**WHAT TO PRODUCE:** Count the lines that hold the string "Women". Reply with the number alone.

**PROVIDED INFORMATION:**
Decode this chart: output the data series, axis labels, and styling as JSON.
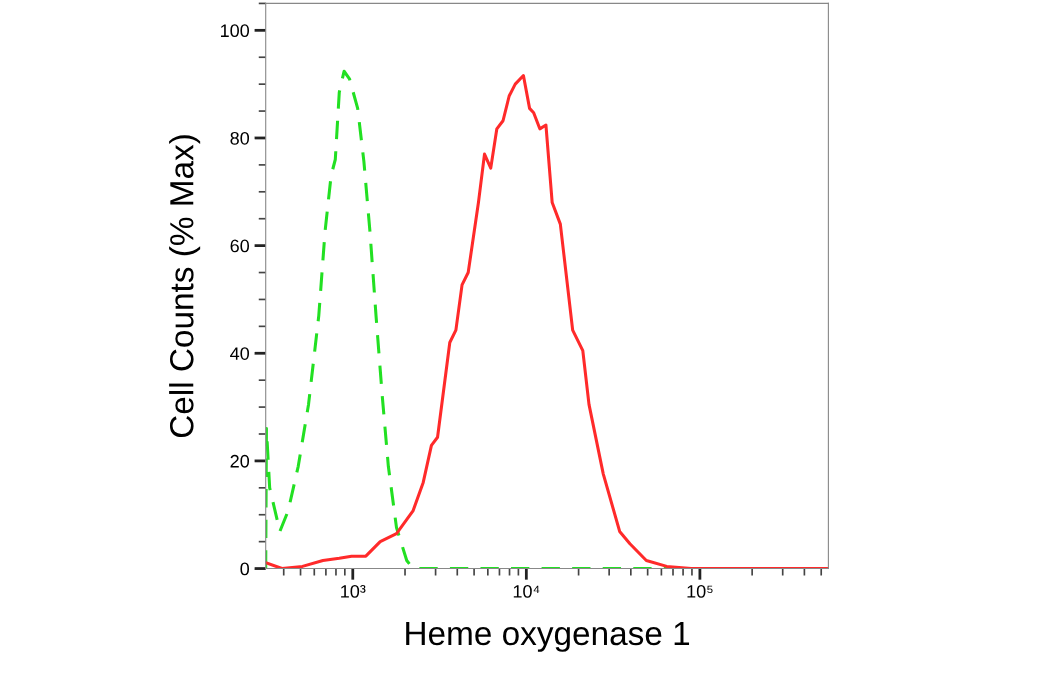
{
  "chart_data": {
    "type": "line",
    "xlabel": "Heme oxygenase 1",
    "ylabel": "Cell Counts (% Max)",
    "log": "x",
    "xlim": [
      315,
      550000
    ],
    "xticks": [
      {
        "value": 1000,
        "label": "10³"
      },
      {
        "value": 10000,
        "label": "10⁴"
      },
      {
        "value": 100000,
        "label": "10⁵"
      }
    ],
    "ylim": [
      0,
      105
    ],
    "yticks": [
      0,
      20,
      40,
      60,
      80,
      100
    ],
    "grid": false,
    "series": [
      {
        "color": "#22e022",
        "line_style": "dashed",
        "x": [
          315,
          318,
          332,
          380,
          424,
          485,
          556,
          637,
          692,
          750,
          793,
          836,
          891,
          957,
          1067,
          1159,
          1256,
          1361,
          1479,
          1603,
          1786,
          2046,
          2223,
          550000
        ],
        "values": [
          0,
          26,
          15,
          6.9,
          10.7,
          19,
          30.5,
          47,
          62.6,
          73,
          76,
          88.5,
          92.4,
          91,
          85.5,
          75.6,
          62.6,
          47,
          32,
          19,
          7.6,
          1.5,
          0,
          0
        ]
      },
      {
        "color": "#ff2a2a",
        "line_style": "solid",
        "x": [
          315,
          391,
          513,
          673,
          836,
          984,
          1189,
          1439,
          1786,
          2223,
          2546,
          2839,
          3079,
          3622,
          3927,
          4262,
          4624,
          5297,
          5741,
          6237,
          6761,
          7339,
          7962,
          8630,
          9620,
          10440,
          11020,
          11960,
          12970,
          14090,
          15700,
          18490,
          21150,
          22960,
          27740,
          34490,
          39520,
          49130,
          64420,
          89130,
          550000
        ],
        "values": [
          1.1,
          0,
          0.4,
          1.5,
          1.9,
          2.3,
          2.3,
          5,
          6.5,
          10.7,
          16,
          22.9,
          24.4,
          42,
          44.3,
          52.7,
          55,
          68,
          77,
          74.4,
          81.7,
          83.2,
          87.8,
          90,
          91.6,
          85.5,
          84.7,
          81.7,
          82.4,
          68,
          64,
          44.3,
          40.5,
          30.5,
          17.6,
          6.9,
          4.6,
          1.5,
          0.4,
          0,
          0
        ]
      }
    ]
  }
}
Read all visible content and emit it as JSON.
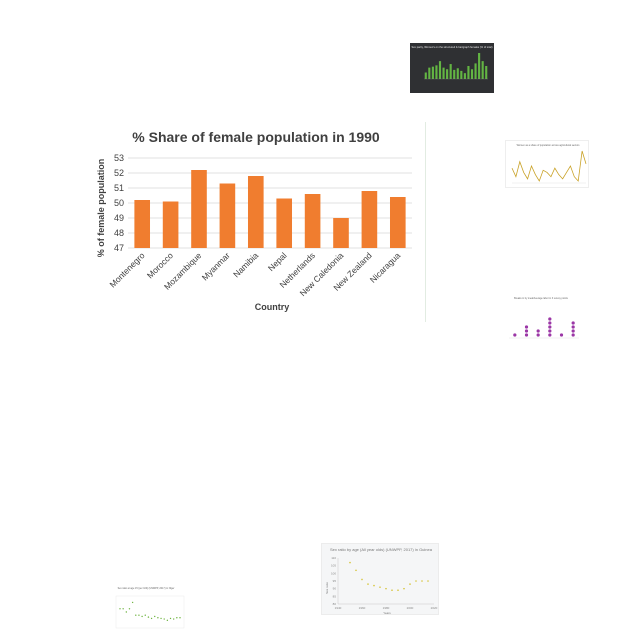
{
  "main_chart": {
    "title": "% Share of female population in 1990",
    "xlabel": "Country",
    "ylabel": "% of female population",
    "bar_color": "#f07d2f"
  },
  "thumbnails": {
    "green_title": "Sex parity, Women's on the structured & bar/graph females (% of total)",
    "line_title": "Women as a share of population across agricultural sectors",
    "dots_title": "Breaks in by meal/Average labor in 3 survey points",
    "small_scatter_title": "Sex ratio at age 15 (per 100) (UNWPP, 2017) in Niger",
    "large_scatter_title": "Sex ratio by age (All year olds) (UNWPP, 2017) in Guinea",
    "large_scatter_ylabel": "Sex ratio",
    "large_scatter_xlabel": "Years",
    "large_scatter_xticks": [
      "1940",
      "1960",
      "1980",
      "2000",
      "2020"
    ],
    "large_scatter_yticks": [
      "110",
      "105",
      "100",
      "95",
      "90",
      "85",
      "80"
    ]
  },
  "chart_data": [
    {
      "type": "bar",
      "title": "% Share of female population in 1990",
      "xlabel": "Country",
      "ylabel": "% of female population",
      "categories": [
        "Montenegro",
        "Morocco",
        "Mozambique",
        "Myanmar",
        "Namibia",
        "Nepal",
        "Netherlands",
        "New Caledonia",
        "New Zealand",
        "Nicaragua"
      ],
      "values": [
        50.2,
        50.1,
        52.2,
        51.3,
        51.8,
        50.3,
        50.6,
        49.0,
        50.8,
        50.4
      ],
      "ylim": [
        47,
        53
      ],
      "yticks": [
        47,
        48,
        49,
        50,
        51,
        52,
        53
      ],
      "grid": true,
      "colors": [
        "#f07d2f"
      ]
    },
    {
      "type": "bar",
      "categories": [
        "1",
        "2",
        "3",
        "4",
        "5",
        "6",
        "7",
        "8",
        "9",
        "10",
        "11",
        "12",
        "13",
        "14",
        "15",
        "16",
        "17",
        "18"
      ],
      "values": [
        20,
        35,
        38,
        42,
        55,
        35,
        30,
        46,
        28,
        33,
        25,
        18,
        40,
        30,
        48,
        80,
        55,
        40
      ],
      "colors": [
        "#63b543"
      ]
    },
    {
      "type": "line",
      "x": [
        1,
        2,
        3,
        4,
        5,
        6,
        7,
        8,
        9,
        10,
        11,
        12,
        13,
        14,
        15,
        16,
        17,
        18,
        19,
        20
      ],
      "values": [
        52,
        48,
        55,
        50,
        47,
        53,
        49,
        46,
        51,
        50,
        48,
        52,
        49,
        47,
        50,
        53,
        48,
        46,
        60,
        54
      ],
      "colors": [
        "#c9a227"
      ]
    },
    {
      "type": "scatter",
      "categories": [
        "1",
        "2",
        "3",
        "4",
        "5",
        "6"
      ],
      "values": [
        1,
        3,
        2,
        5,
        1,
        4
      ],
      "colors": [
        "#9b37a6"
      ]
    },
    {
      "type": "scatter",
      "x": [
        1,
        2,
        3,
        4,
        5,
        6,
        7,
        8,
        9,
        10,
        11,
        12,
        13,
        14,
        15,
        16,
        17,
        18,
        19,
        20
      ],
      "values": [
        6,
        6,
        5.5,
        6,
        7,
        5,
        5,
        4.8,
        5,
        4.7,
        4.5,
        4.8,
        4.6,
        4.5,
        4.4,
        4.2,
        4.5,
        4.4,
        4.6,
        4.6
      ],
      "colors": [
        "#6db33f"
      ]
    },
    {
      "type": "scatter",
      "title": "Sex ratio by age (All year olds) (UNWPP, 2017) in Guinea",
      "xlabel": "Years",
      "ylabel": "Sex ratio",
      "x": [
        1950,
        1955,
        1960,
        1965,
        1970,
        1975,
        1980,
        1985,
        1990,
        1995,
        2000,
        2005,
        2010,
        2015
      ],
      "values": [
        107,
        102,
        96,
        93,
        92,
        91,
        90,
        89,
        89,
        90,
        93,
        95,
        95,
        95
      ],
      "ylim": [
        80,
        110
      ],
      "colors": [
        "#d6c53a"
      ]
    }
  ]
}
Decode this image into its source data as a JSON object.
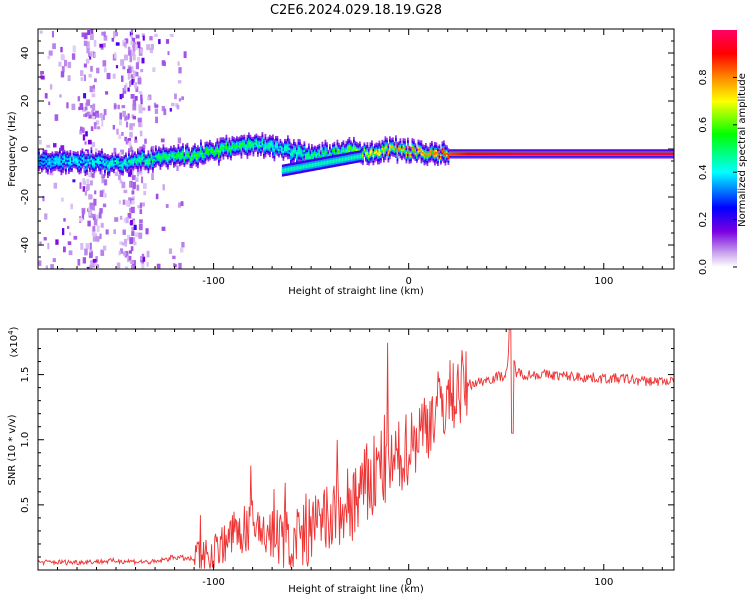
{
  "figure_title": "C2E6.2024.029.18.19.G28",
  "chart_data": [
    {
      "type": "heatmap",
      "title": "C2E6.2024.029.18.19.G28",
      "xlabel": "Height of straight line (km)",
      "ylabel": "Frequency (Hz)",
      "xlim": [
        -190,
        136
      ],
      "ylim": [
        -50,
        50
      ],
      "xticks": [
        -100,
        0,
        100
      ],
      "yticks": [
        -40,
        -20,
        0,
        20,
        40
      ],
      "xtick_labels": [
        "-100",
        "0",
        "100"
      ],
      "ytick_labels": [
        "-40",
        "-20",
        "0",
        "20",
        "40"
      ],
      "colorbar": {
        "label": "Normalized spectral amplitude",
        "range": [
          0,
          1
        ],
        "ticks": [
          0.0,
          0.2,
          0.4,
          0.6,
          0.8
        ],
        "tick_labels": [
          "0.0",
          "0.2",
          "0.4",
          "0.6",
          "0.8"
        ],
        "colors": [
          "#ffffff",
          "#c9a3ee",
          "#7a00e0",
          "#0000ff",
          "#00ffff",
          "#00ff00",
          "#ffff00",
          "#ff8800",
          "#ff0000",
          "#ff0066"
        ]
      },
      "ridge": {
        "description_points_x": [
          -190,
          -170,
          -150,
          -130,
          -110,
          -90,
          -80,
          -70,
          -60,
          -50,
          -40,
          -30,
          -20,
          -10,
          0,
          10,
          30,
          60,
          90,
          120,
          136
        ],
        "frequency_hz": [
          -6,
          -5,
          -6,
          -4,
          -3,
          1,
          2,
          1,
          -1,
          -3,
          -2,
          -1,
          -2,
          0,
          -1,
          -2,
          -2,
          -2,
          -2,
          -2,
          -2
        ],
        "amplitude": [
          0.35,
          0.4,
          0.45,
          0.5,
          0.55,
          0.55,
          0.5,
          0.45,
          0.45,
          0.5,
          0.55,
          0.6,
          0.7,
          0.75,
          0.8,
          0.8,
          0.9,
          0.95,
          0.95,
          0.95,
          0.95
        ]
      }
    },
    {
      "type": "line",
      "xlabel": "Height of straight line (km)",
      "ylabel": "SNR (10 * v/v)",
      "y_scale_label": "(x10",
      "y_scale_exponent": "4",
      "y_scale_suffix": ")",
      "xlim": [
        -190,
        136
      ],
      "ylim": [
        0.0,
        1.85
      ],
      "xticks": [
        -100,
        0,
        100
      ],
      "yticks": [
        0.5,
        1.0,
        1.5
      ],
      "xtick_labels": [
        "-100",
        "0",
        "100"
      ],
      "ytick_labels": [
        "0.5",
        "1.0",
        "1.5"
      ],
      "color": "#ee3333",
      "series": [
        {
          "name": "SNR",
          "x": [
            -190,
            -170,
            -150,
            -130,
            -120,
            -110,
            -100,
            -90,
            -80,
            -70,
            -60,
            -50,
            -40,
            -30,
            -20,
            -15,
            -10,
            -5,
            0,
            5,
            10,
            15,
            20,
            25,
            30,
            40,
            50,
            52,
            55,
            60,
            70,
            80,
            90,
            100,
            110,
            120,
            136
          ],
          "values": [
            0.04,
            0.04,
            0.05,
            0.04,
            0.08,
            0.06,
            0.1,
            0.22,
            0.28,
            0.2,
            0.15,
            0.2,
            0.3,
            0.4,
            0.55,
            0.7,
            0.75,
            0.85,
            0.95,
            1.05,
            1.15,
            1.25,
            1.32,
            1.38,
            1.42,
            1.46,
            1.5,
            1.8,
            1.52,
            1.5,
            1.5,
            1.49,
            1.48,
            1.47,
            1.47,
            1.45,
            1.45
          ]
        }
      ]
    }
  ]
}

**SOLUTION TO THIS PROBLEM:** 2